* BEGIN Excerpted text *

# Badgrammar's 1,000 grammatically correct gems



## Chaska Ñawi

Badgrammar,

Thank you for your 1,000 thoughtful and helpful posts, and for the glimpses you give us of your life and of you!

If this is what you can do in only a thousand posts, I'm waiting with bated breath for the next batch.

Many congratulations and thanks,
Chaska Ñawi


----------



## danielfranco

Cool!
Congratulations on your first postiverssary!


----------



## moodywop

Congratulations, badgrammar! 

Carlo


----------



## la reine victoria

Well done Badgrammar.  Hearty congratulations.  I always enjoy your posts.

Here is my gift to you.  It should encourage you.  Available in other colours if this is not to your taste - let me know.  




Luv,
LRV


----------



## KaRiNe_Fr

Question. Answer: not you!
Not that bad, Badgrammar. I always learn something reading your posts.
Un petit cadeau 100% français (*) pour toi . 

(*) Merci à Geve pour l'idée...


----------



## badgrammar

Thanks, gracias, grazzi et bien sûr, merci!  

Thank you all for helping me spend my time on this d@mn computer when I probably should be doing all kinds of other things !  What can I say, it's addictive!

I have to admit, I get a lot out of it too !


----------



## geve

Toutes mes félicitations to an essential ingredient of this forum and a fellow parisienne! ​ 

Je crois que Karine a oublié un petit quelque chose avec son cadeau.​


----------



## badgrammar

Tu sais ce qui me fait craquer! Bravo, en passant, à vous tous aussi!


----------



## Fernando

Thank you very much for your pots, Badgrammar.


----------



## badgrammar

Fernando said:
			
		

> Thank you very much for your pots, Badgrammar.



I hope you enjoy my pans as well


----------



## Fernando

Sure! You are a master of language handicraft.


----------



## french4beth

Congratulations, badgrammar - keep up the great posts!

One thing we'll never see on your posts: here

Here's a little present for you!



Regards,
Beth​


----------



## cherine

Congratulations Badgrammar
 Joyeux premier postiversaire ​


----------



## badgrammar

Aw, shucks, thanks everybody!  It does feel nice to have all your congratulations, I have to admit!!!


----------



## heidita

I only see you on English only. Always fun to read!

HERZLICHEN GLÜCKWUNSCH!


----------



## badgrammar

Danke dir, Heidita! Wenn du sehst mir in die/der/das Deutshe forum, dann du werde wissen, warum ich heisse "Badgrammar".  I first found ths site when I needed a translation for a short film into German (if you send me a PM, maybe I'll try to send you a link so you can see me speaking German in this skit that Rolf and a coule of others helped me translate - Viel viel lustig!).


----------



## fenixpollo

Hope I that you be having a excellent time in the celebration of you're thousands post. 

Happy Potsiversary, badgrammar.


----------



## badgrammar

Thanks again to you all, I'm leaving for Texas tomorrow, hope ya'll won't miss me too badly - I'll be sitting in a lawn chair somewhere on the golf coast for the next three weeks (lustily sipping margaritas, no doubt )!  Hope you all have a great summer! 

Fenix, looks like you've been dipping into the tequila already!!!


----------



## lauranazario

Congratulations, Badgrammar!

In honor of your first 1000 posts, allow me to give you  a small, fun present. 

Saludos,
LN


----------



## Outsider

Félicitations, Badgrammar. 
Je m'excuse de vous avoir défamé récemment. ​


----------



## Fernita

*Congratulations Badgrammarrrrrrrrrrrrrrrrrrrrrrrrrrrrrrrr!!!!!!!!!!!!*

*Please, could you make at least one grammatical mistake just to know you´re human? *

*A huge hug,*
*Fernita.*​


----------

* END Excerpted text *
* BEGIN Supplied records *

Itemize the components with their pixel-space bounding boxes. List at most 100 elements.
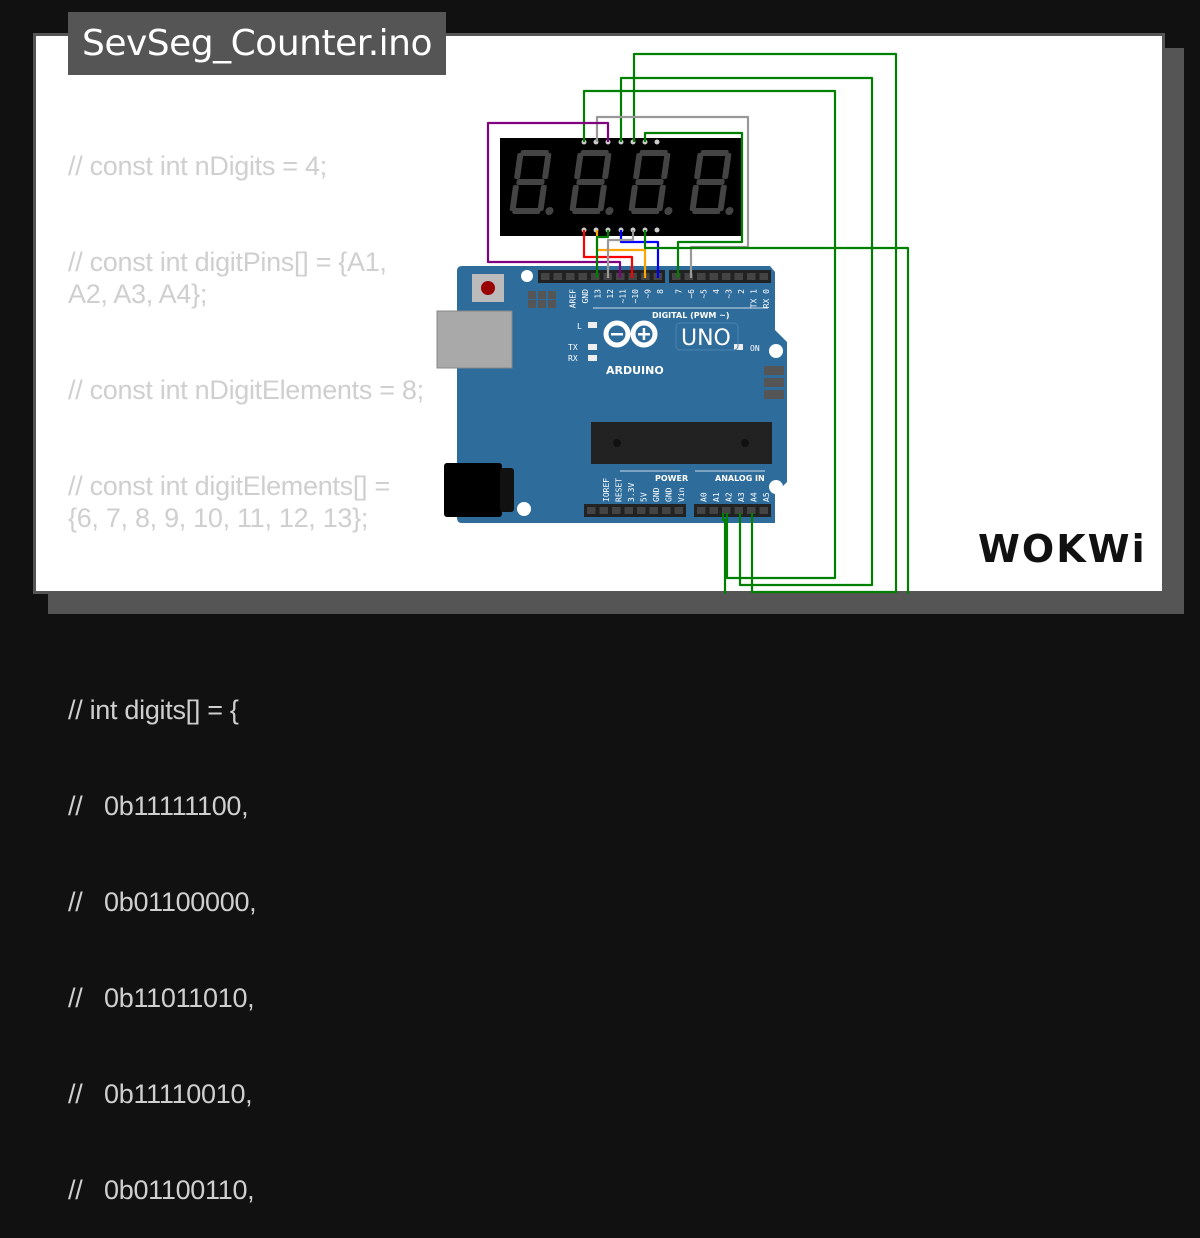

* END Supplied records *
* BEGIN Supplied records *

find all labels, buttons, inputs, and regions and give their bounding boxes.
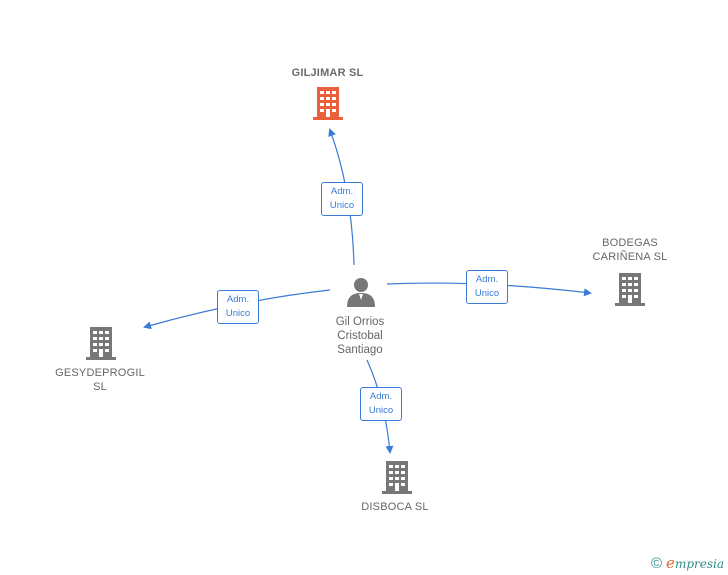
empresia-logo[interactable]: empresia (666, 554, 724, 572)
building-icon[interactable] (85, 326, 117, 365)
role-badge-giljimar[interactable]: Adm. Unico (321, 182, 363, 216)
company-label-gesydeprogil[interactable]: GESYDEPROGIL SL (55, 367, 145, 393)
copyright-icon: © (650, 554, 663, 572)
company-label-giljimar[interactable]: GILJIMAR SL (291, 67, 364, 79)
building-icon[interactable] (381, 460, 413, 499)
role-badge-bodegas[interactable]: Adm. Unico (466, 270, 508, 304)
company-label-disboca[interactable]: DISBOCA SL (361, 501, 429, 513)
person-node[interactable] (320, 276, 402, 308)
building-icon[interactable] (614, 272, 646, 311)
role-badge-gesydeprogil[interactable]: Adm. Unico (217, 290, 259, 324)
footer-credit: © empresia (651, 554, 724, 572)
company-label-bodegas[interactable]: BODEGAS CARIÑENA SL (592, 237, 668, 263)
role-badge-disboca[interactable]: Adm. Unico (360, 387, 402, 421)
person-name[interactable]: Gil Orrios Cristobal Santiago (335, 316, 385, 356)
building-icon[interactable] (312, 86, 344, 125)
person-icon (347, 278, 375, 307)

* END Supplied records *
* BEGIN Supplied records *

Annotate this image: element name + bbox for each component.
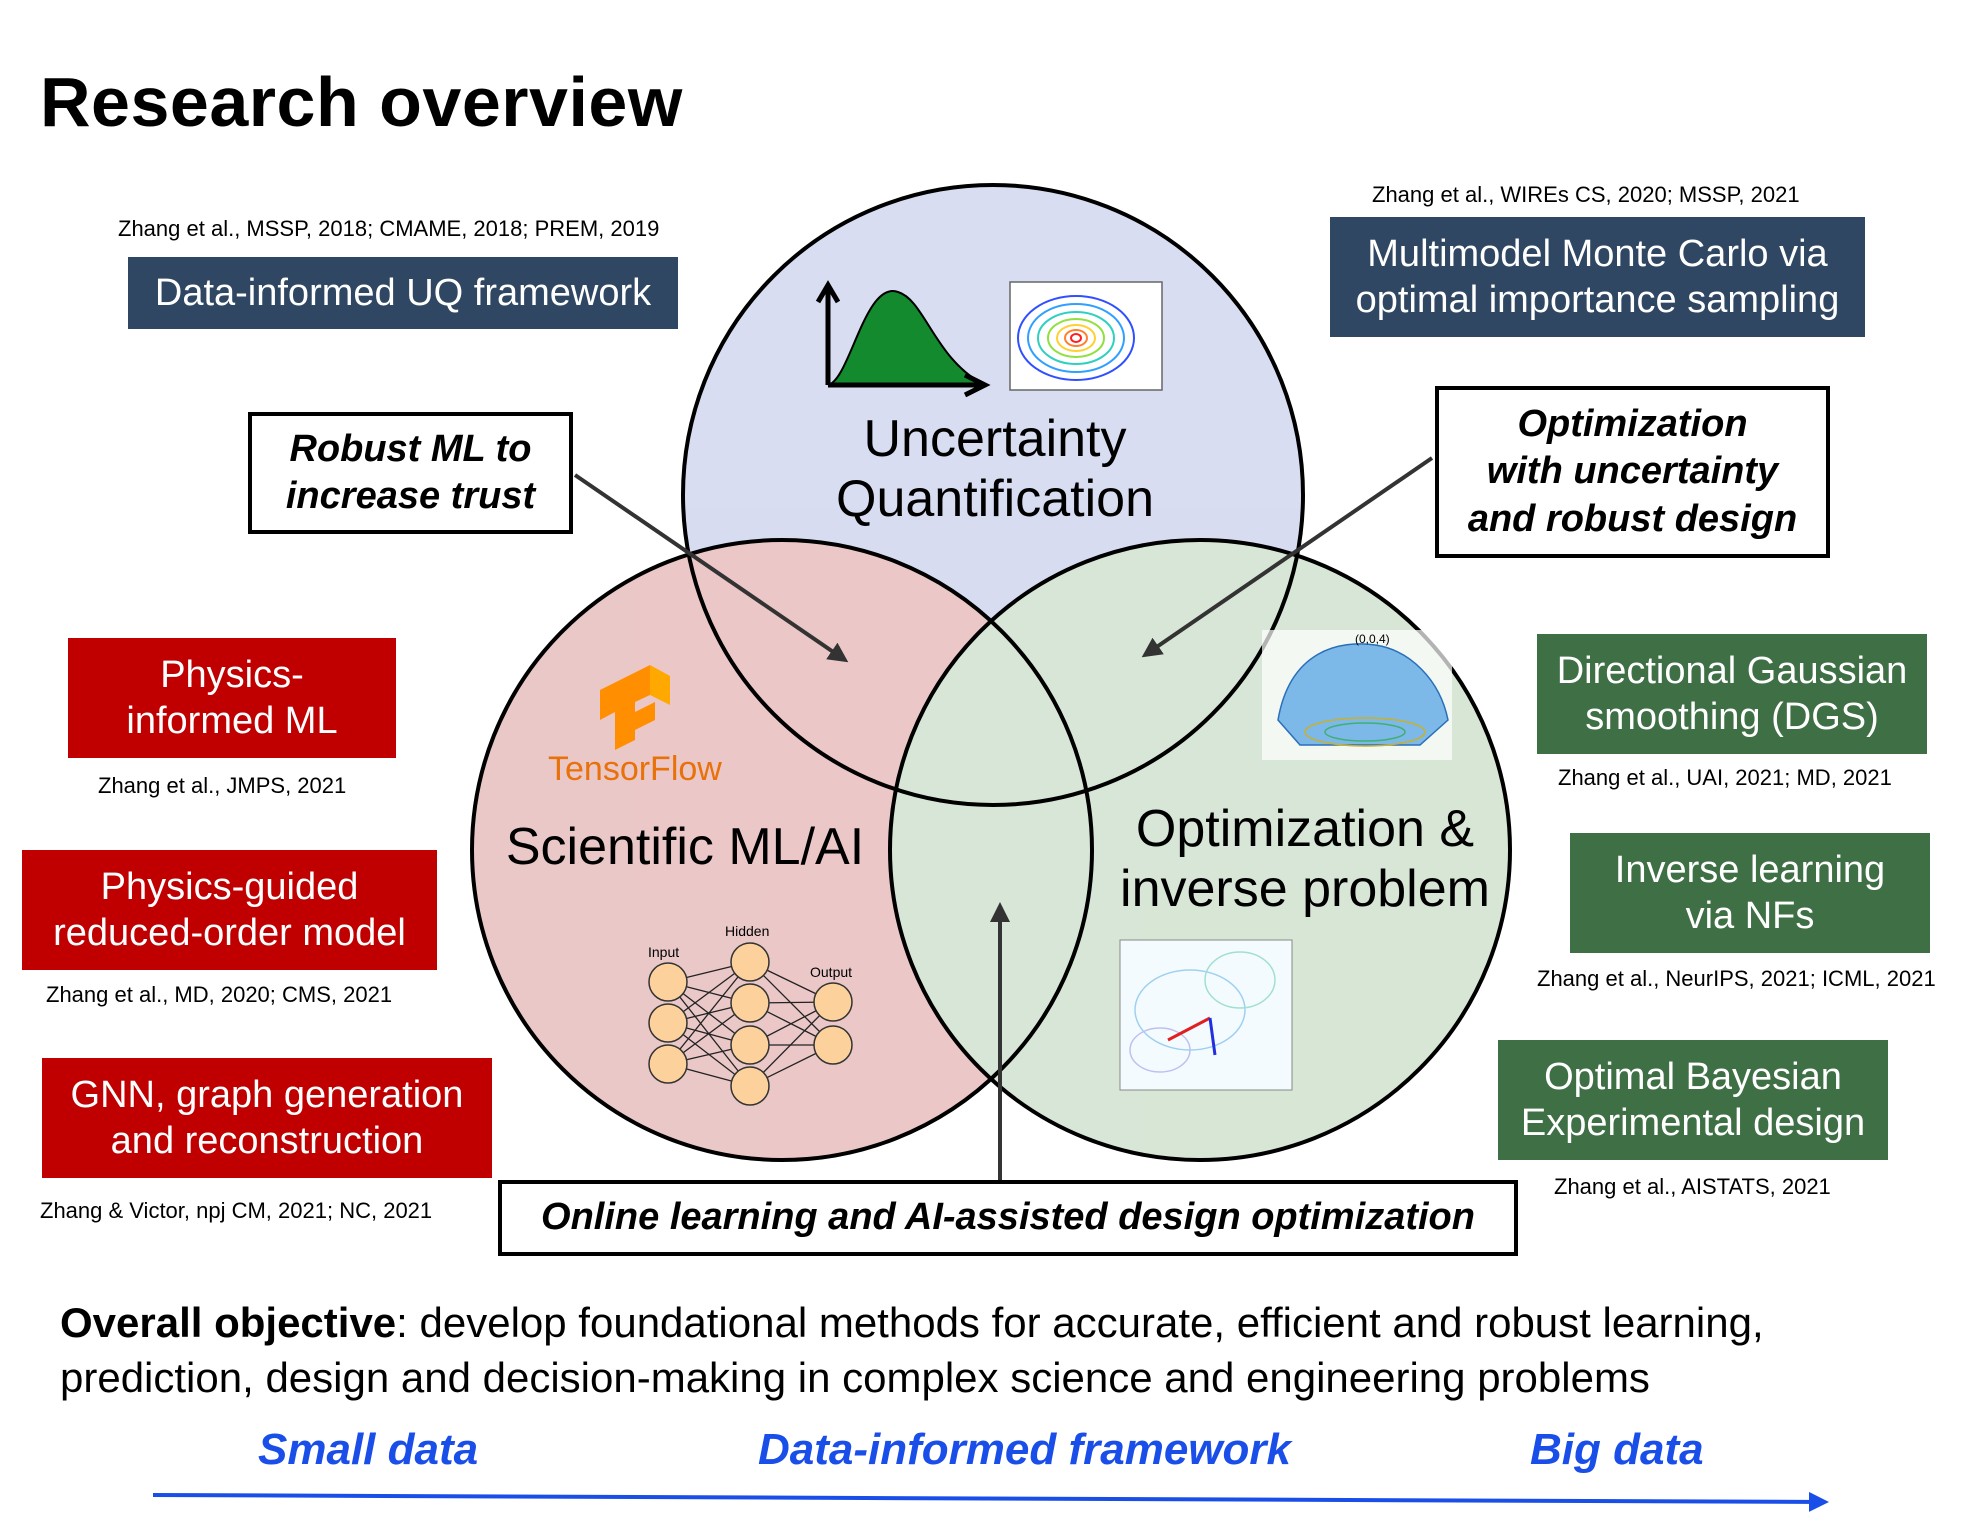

* END Supplied records *

What to work on:
**a.** Answer these about the forum thread:
(i) Where is badgrammar leaving for, and how long will the stay on the coast last?
(ii) What was badgrammar looking for on first finding the site?
(iii) On which forum does heidita say she only sees badgrammar?
**b.** Print the stretch of the forum thread from "Un petit cadeau" through "say, it's addictive!", copying it exactly.
The items come from a source unrelated to the forum thread.

Worked answers:
**a.**
(i) Texas, for three weeks.
(ii) A translation of a short film into German.
(iii) English only.

**b.**
Un petit cadeau 100% français (*) pour toi . 

(*) Merci à Geve pour l'idée...


----------



## badgrammar

Thanks, gracias, grazzi et bien sûr, merci!  

Thank you all for helping me spend my time on this d@mn computer when I probably should be doing all kinds of other things !  What can I say, it's addictive!